> **Your instructions**
In the listing below, pick out lines with "toho".

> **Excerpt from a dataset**
____________
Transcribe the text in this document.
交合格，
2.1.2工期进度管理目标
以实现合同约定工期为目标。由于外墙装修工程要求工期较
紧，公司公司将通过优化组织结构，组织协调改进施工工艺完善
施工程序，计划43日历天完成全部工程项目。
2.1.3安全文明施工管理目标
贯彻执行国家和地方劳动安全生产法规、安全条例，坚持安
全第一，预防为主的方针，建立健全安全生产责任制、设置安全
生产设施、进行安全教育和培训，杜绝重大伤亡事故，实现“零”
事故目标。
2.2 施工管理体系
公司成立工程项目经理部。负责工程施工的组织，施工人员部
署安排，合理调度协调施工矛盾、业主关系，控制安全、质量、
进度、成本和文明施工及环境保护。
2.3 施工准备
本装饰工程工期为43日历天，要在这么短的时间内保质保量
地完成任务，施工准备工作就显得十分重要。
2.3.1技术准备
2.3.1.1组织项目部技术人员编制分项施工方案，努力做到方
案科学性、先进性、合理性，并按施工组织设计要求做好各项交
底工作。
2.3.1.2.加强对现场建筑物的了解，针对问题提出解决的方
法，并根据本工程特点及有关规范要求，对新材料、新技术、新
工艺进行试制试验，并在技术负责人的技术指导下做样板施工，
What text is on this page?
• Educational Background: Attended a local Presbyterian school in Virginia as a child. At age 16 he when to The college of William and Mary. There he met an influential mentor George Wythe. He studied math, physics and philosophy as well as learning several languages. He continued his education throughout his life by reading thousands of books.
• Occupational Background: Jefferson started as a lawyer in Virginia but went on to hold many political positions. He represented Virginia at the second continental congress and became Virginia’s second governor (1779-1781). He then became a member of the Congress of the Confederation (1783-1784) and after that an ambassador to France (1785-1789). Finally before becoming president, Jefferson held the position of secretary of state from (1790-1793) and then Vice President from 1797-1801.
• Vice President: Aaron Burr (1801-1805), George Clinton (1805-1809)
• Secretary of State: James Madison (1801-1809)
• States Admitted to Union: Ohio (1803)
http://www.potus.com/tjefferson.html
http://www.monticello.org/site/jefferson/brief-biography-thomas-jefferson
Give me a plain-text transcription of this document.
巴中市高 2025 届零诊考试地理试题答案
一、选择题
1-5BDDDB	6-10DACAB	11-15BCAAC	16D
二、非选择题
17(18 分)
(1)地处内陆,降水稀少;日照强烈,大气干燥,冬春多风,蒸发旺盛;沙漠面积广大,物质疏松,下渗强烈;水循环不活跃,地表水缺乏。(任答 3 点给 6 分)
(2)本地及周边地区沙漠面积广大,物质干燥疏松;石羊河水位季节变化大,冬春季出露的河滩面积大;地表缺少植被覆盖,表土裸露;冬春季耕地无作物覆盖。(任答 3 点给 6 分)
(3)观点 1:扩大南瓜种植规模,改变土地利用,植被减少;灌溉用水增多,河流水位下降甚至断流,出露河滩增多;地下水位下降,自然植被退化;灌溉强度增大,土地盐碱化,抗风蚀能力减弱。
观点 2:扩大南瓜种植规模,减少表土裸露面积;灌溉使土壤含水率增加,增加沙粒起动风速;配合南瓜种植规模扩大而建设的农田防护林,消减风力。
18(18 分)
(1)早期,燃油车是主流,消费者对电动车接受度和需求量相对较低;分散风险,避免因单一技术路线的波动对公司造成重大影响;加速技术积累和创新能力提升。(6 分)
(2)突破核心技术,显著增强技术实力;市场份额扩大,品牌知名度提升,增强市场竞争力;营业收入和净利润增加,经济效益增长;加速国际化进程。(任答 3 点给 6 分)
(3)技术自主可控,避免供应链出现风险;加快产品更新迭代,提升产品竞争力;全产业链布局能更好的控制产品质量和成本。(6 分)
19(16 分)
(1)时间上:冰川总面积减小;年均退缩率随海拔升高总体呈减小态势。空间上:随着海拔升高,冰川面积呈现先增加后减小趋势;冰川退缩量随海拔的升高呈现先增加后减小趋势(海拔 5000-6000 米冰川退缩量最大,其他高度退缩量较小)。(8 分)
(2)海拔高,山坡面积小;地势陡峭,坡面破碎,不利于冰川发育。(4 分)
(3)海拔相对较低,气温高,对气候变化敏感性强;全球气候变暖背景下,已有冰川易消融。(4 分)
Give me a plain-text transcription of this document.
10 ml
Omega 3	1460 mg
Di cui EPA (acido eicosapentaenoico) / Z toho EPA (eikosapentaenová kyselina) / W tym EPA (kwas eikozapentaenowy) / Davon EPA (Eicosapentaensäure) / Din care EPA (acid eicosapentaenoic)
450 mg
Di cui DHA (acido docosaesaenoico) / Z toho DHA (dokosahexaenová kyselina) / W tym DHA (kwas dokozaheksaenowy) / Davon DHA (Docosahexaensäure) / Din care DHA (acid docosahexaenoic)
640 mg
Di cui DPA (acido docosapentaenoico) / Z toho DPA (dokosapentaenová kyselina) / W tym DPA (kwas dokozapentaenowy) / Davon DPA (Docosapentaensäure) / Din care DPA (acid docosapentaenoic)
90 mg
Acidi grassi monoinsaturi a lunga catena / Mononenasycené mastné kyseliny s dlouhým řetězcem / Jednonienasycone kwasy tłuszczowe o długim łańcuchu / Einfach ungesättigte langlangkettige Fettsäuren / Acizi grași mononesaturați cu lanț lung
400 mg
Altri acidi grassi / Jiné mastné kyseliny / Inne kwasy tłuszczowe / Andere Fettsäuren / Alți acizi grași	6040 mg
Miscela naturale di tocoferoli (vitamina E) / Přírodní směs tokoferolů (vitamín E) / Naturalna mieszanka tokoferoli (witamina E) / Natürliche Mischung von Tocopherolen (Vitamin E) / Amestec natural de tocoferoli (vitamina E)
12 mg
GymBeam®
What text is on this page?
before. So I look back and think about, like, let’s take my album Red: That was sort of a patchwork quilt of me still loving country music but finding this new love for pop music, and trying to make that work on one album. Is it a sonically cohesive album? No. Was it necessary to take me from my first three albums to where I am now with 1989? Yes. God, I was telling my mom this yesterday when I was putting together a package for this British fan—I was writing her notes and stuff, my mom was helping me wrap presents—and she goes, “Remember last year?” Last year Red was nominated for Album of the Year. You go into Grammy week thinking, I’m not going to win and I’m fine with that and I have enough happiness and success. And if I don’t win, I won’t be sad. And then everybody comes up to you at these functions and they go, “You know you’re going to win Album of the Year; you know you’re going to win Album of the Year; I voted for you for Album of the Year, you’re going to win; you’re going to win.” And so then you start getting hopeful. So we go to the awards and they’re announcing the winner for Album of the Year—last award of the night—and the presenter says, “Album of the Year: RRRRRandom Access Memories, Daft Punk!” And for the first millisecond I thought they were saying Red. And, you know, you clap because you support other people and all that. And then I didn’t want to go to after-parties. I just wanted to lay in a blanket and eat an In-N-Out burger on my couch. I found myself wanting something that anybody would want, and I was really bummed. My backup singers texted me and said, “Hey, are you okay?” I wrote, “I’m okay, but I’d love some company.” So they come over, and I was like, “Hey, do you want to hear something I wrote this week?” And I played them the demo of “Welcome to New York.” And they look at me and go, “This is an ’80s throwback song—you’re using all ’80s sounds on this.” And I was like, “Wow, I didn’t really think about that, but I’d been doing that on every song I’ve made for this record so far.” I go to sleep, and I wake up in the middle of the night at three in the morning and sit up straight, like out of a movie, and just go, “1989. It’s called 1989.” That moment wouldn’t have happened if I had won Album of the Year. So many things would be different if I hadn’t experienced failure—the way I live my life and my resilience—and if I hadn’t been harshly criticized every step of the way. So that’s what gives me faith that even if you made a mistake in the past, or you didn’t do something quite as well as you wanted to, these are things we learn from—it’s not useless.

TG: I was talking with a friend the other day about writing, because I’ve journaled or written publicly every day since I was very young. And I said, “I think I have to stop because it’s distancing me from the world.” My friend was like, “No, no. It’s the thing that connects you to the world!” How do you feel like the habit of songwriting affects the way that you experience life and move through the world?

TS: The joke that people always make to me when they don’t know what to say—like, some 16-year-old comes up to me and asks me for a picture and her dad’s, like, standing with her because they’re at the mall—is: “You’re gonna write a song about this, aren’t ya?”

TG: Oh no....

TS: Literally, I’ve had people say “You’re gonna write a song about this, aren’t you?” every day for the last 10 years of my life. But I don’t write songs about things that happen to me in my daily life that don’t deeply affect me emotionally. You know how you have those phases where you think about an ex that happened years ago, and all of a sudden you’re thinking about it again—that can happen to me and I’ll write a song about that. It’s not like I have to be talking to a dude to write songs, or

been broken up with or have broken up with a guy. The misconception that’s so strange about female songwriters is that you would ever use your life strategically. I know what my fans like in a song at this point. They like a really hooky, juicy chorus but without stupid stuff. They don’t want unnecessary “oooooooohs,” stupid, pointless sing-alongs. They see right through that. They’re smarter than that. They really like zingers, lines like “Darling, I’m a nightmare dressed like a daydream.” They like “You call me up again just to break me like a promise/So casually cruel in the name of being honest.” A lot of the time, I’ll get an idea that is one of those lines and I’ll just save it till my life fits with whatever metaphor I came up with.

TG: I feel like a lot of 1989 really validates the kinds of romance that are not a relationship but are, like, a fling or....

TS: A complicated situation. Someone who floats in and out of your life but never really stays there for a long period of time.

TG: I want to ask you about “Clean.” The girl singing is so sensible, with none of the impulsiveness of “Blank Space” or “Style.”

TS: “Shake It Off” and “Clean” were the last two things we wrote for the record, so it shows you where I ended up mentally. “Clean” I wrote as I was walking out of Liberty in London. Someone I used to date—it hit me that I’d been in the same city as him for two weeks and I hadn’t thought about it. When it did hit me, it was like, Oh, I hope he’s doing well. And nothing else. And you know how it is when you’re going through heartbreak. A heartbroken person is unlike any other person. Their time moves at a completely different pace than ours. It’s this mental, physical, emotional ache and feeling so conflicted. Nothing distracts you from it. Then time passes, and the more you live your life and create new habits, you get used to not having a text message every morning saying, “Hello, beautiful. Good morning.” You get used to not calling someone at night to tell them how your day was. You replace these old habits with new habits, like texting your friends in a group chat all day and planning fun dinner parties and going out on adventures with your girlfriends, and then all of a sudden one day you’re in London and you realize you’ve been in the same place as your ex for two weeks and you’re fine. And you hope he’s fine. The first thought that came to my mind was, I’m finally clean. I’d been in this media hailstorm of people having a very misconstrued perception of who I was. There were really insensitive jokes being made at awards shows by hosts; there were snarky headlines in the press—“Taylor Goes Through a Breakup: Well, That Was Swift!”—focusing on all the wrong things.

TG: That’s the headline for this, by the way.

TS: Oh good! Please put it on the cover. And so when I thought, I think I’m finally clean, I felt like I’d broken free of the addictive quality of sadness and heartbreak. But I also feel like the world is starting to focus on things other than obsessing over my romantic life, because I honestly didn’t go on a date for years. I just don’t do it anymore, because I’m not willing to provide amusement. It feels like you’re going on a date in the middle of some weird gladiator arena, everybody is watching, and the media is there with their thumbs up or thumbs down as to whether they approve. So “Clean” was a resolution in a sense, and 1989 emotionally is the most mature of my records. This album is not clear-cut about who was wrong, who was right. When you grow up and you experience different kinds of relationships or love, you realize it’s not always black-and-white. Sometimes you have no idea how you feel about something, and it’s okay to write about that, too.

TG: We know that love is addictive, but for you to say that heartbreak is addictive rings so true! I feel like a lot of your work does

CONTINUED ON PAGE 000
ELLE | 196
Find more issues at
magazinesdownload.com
____________
> **Written reply**
Di cui EPA (acido eicosapentaenoico) / Z toho EPA (eikosapentaenová kyselina) / W tym EPA (kwas eikozapentaenowy) / Davon EPA (Eicosapentaensäure) / Din care EPA (acid eicosapentaenoic)
Di cui DHA (acido docosaesaenoico) / Z toho DHA (dokosahexaenová kyselina) / W tym DHA (kwas dokozaheksaenowy) / Davon DHA (Docosahexaensäure) / Din care DHA (acid docosahexaenoic)
Di cui DPA (acido docosapentaenoico) / Z toho DPA (dokosapentaenová kyselina) / W tym DPA (kwas dokozapentaenowy) / Davon DPA (Docosapentaensäure) / Din care DPA (acid docosapentaenoic)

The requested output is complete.